Exercise description: Quote, word for word, the passage of the open letter to the PPP that opens with the words containing "Updated: An open" and closes with "already been raised.".

Source document:
START

Updated: An open letter to the PPP – by Shams Rehman

With the dropping out of the Jamiat Ulema-e-Islam-Fazl (JUI-F) from the ruling coalition, the Pakistan People’s Party (PPP) government suddenly looks vulnerable. And the fact is that it has become vulnerable. The possibility of the revival of the defunct Muttahida Majlis-e-Amal (MMA) has already been raised.

The historical parallels are very chilling. Those who witnessed the clerical movement in the late 70s against Z A Bhutto’s elected government have reasons to be fearful of the developing scenario. What is, therefore, imperative is to derive the correct lessons from history so that we do not repeat it, for the very thought of it sends shivers down one’s spine.

The first thing that the PPP needs to do is shun its obstinacy and habit of placing the responsibility of Bhutto’s fall and subsequent long persecutions of party workers on the unconstitutional actions of certain individuals or on adverse circumstances. A clear assessment should be made of the achievements and failures of the founder of the PPP, keeping in mind that the latter by no means diminish the former. All great leaders do make mistakes but the tendency to overlook them by their followers often leads to the eclipse of what they had achieved.

To put it briefly, the chief mistake that Bhutto made was the appeasement of the clerics. Why did he do this? This is a complex question but it was chiefly his foreign policy vision that determined the change in the course on which he had won the mandate to rule. His coming to power was a revolution, for he mobilised the masses and got himself elected on a socialist, progressive agenda that demanded radical socio-political changes in society. It included striking at the power of all the forces of reaction, of which the feudal lords, clerics and the army were the three interlinked wings. However, while in power, he gradually distanced himself and got alienated from the progressive agenda and the forces representing it.

The change of course was determined by his thinking that Pakistan would gain more by unifying the Islamic world around his leadership, tapping the resources of the Islamic world and creating a third bloc besides the ones led by the US and USSR. Such thinking marked a reversal on the home front that led to legislation such as the banning of alcohol and declaration of the Ahmedis as non-Muslims. This was a dangerous path that he chose for himself. What he failed to see was that in the Cold War era, the clerical forces were deeply allied with the US. Therefore, his strategy of standing up to the US while appeasing the clerics at home was bound to lead nowhere but to his own downfall.

END

Available data:
START

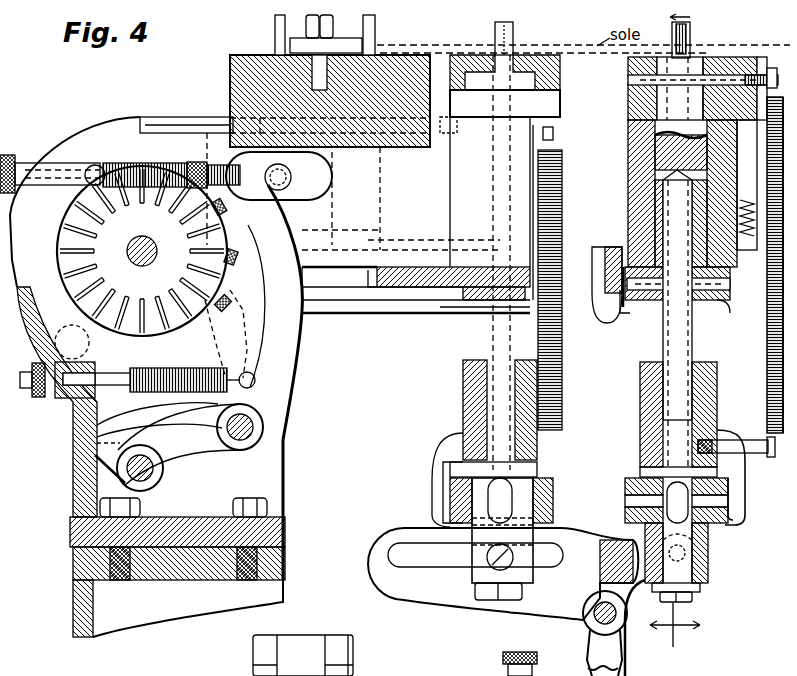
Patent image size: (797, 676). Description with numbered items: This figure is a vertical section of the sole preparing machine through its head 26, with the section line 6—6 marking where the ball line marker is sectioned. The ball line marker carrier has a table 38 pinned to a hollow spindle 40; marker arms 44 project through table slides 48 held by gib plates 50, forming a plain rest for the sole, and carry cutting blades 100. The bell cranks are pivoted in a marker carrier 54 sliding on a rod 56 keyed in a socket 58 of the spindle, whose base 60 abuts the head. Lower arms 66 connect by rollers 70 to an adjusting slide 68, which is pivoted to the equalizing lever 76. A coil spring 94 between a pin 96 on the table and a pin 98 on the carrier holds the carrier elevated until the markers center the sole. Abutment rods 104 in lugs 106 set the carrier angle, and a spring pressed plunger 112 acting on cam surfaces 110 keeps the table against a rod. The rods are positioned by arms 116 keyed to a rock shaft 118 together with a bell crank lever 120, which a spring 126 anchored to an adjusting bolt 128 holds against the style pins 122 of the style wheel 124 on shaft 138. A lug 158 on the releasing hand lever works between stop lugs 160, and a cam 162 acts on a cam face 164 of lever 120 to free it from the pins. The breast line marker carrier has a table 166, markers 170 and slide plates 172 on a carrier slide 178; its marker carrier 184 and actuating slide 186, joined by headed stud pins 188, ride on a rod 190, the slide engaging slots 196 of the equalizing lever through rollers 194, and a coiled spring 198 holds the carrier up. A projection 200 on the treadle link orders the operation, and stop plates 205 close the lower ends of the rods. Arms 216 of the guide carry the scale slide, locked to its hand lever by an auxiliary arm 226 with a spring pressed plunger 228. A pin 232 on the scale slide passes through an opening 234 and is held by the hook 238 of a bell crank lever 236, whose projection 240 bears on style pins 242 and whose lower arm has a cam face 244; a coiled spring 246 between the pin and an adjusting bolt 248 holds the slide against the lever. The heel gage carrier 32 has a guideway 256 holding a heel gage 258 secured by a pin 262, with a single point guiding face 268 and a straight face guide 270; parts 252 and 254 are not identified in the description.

END

Answer to the exercise:
Updated: An open letter to the PPP – by Shams Rehman

With the dropping out of the Jamiat Ulema-e-Islam-Fazl (JUI-F) from the ruling coalition, the Pakistan People’s Party (PPP) government suddenly looks vulnerable. And the fact is that it has become vulnerable. The possibility of the revival of the defunct Muttahida Majlis-e-Amal (MMA) has already been raised.